Locate the line that contains "Transcribe this image's". Print it and every subsequent line through the final line of the records, exactly and only those.

#### Data supplied:
┄┄┄┄┄┄┄┄┄┄┄┄┄┄┄┄┄┄┄┄

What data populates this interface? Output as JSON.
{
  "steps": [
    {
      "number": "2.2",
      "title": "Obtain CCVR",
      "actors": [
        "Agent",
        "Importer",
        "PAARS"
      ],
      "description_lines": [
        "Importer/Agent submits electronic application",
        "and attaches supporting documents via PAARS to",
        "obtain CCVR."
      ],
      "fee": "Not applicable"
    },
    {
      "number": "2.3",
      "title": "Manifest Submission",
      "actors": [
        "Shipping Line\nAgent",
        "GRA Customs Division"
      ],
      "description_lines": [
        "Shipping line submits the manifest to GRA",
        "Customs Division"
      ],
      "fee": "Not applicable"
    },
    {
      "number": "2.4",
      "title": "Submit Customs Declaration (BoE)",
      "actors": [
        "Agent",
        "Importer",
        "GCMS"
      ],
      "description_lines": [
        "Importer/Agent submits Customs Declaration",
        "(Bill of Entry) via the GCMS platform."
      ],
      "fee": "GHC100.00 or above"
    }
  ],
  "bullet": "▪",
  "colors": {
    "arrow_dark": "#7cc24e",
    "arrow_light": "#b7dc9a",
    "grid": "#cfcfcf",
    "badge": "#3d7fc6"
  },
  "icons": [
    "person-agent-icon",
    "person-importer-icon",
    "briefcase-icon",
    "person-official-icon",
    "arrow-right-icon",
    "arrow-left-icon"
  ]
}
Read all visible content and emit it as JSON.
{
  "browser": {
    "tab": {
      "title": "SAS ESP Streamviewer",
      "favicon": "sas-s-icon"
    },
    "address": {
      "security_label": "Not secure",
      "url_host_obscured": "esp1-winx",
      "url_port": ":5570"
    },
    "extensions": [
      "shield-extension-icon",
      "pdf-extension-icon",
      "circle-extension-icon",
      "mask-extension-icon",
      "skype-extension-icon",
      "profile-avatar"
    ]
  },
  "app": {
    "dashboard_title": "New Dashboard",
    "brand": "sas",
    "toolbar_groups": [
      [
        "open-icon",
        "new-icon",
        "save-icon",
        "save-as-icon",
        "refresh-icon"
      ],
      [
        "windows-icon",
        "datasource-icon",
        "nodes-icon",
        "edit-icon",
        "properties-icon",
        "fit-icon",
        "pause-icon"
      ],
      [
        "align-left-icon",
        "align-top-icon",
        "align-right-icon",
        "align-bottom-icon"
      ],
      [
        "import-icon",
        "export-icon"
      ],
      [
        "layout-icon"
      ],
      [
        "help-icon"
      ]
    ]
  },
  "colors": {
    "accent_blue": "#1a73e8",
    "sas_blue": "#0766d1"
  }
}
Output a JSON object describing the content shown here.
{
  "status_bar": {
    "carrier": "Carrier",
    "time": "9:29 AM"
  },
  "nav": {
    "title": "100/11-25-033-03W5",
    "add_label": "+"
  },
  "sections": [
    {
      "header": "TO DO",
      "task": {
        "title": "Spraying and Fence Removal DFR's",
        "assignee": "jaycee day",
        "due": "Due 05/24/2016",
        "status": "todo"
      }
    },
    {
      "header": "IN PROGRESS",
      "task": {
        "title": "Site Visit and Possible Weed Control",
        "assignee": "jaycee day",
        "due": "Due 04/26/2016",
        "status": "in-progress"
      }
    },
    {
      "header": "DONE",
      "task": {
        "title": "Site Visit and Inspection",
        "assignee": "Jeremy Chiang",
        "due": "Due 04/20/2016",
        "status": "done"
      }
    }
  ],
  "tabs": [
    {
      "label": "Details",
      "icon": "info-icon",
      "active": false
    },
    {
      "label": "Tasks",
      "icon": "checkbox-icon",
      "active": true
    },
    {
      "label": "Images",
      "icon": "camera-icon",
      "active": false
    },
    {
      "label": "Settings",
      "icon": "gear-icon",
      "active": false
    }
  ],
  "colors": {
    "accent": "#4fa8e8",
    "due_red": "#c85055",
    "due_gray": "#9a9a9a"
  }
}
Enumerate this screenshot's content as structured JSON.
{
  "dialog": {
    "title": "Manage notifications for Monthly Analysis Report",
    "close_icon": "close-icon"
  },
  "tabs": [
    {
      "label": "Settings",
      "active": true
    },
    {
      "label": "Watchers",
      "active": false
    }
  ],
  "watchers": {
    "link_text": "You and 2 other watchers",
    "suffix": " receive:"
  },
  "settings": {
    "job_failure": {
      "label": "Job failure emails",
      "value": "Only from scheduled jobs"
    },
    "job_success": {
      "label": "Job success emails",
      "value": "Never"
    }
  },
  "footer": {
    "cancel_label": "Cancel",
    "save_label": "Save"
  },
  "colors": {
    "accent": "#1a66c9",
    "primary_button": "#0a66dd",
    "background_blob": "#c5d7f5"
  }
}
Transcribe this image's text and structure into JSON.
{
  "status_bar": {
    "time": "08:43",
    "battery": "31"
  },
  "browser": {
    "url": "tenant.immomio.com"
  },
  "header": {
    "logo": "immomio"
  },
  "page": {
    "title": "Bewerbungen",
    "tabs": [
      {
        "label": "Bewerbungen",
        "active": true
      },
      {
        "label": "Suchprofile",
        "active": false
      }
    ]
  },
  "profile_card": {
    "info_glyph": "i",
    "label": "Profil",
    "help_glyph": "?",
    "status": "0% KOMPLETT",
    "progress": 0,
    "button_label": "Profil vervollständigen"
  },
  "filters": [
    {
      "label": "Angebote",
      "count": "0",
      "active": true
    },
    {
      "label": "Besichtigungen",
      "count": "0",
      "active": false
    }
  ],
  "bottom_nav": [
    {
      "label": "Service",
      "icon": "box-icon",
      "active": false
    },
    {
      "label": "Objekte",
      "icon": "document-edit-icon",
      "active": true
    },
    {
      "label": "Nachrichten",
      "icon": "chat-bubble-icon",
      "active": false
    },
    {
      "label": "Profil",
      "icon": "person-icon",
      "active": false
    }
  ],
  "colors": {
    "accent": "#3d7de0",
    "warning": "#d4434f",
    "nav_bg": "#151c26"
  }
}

┄┄┄┄┄┄┄┄┄┄┄┄┄┄┄┄┄┄┄┄

#### Answer to this task:
Transcribe this image's text and structure into JSON.
{
  "status_bar": {
    "time": "08:43",
    "battery": "31"
  },
  "browser": {
    "url": "tenant.immomio.com"
  },
  "header": {
    "logo": "immomio"
  },
  "page": {
    "title": "Bewerbungen",
    "tabs": [
      {
        "label": "Bewerbungen",
        "active": true
      },
      {
        "label": "Suchprofile",
        "active": false
      }
    ]
  },
  "profile_card": {
    "info_glyph": "i",
    "label": "Profil",
    "help_glyph": "?",
    "status": "0% KOMPLETT",
    "progress": 0,
    "button_label": "Profil vervollständigen"
  },
  "filters": [
    {
      "label": "Angebote",
      "count": "0",
      "active": true
    },
    {
      "label": "Besichtigungen",
      "count": "0",
      "active": false
    }
  ],
  "bottom_nav": [
    {
      "label": "Service",
      "icon": "box-icon",
      "active": false
    },
    {
      "label": "Objekte",
      "icon": "document-edit-icon",
      "active": true
    },
    {
      "label": "Nachrichten",
      "icon": "chat-bubble-icon",
      "active": false
    },
    {
      "label": "Profil",
      "icon": "person-icon",
      "active": false
    }
  ],
  "colors": {
    "accent": "#3d7de0",
    "warning": "#d4434f",
    "nav_bg": "#151c26"
  }
}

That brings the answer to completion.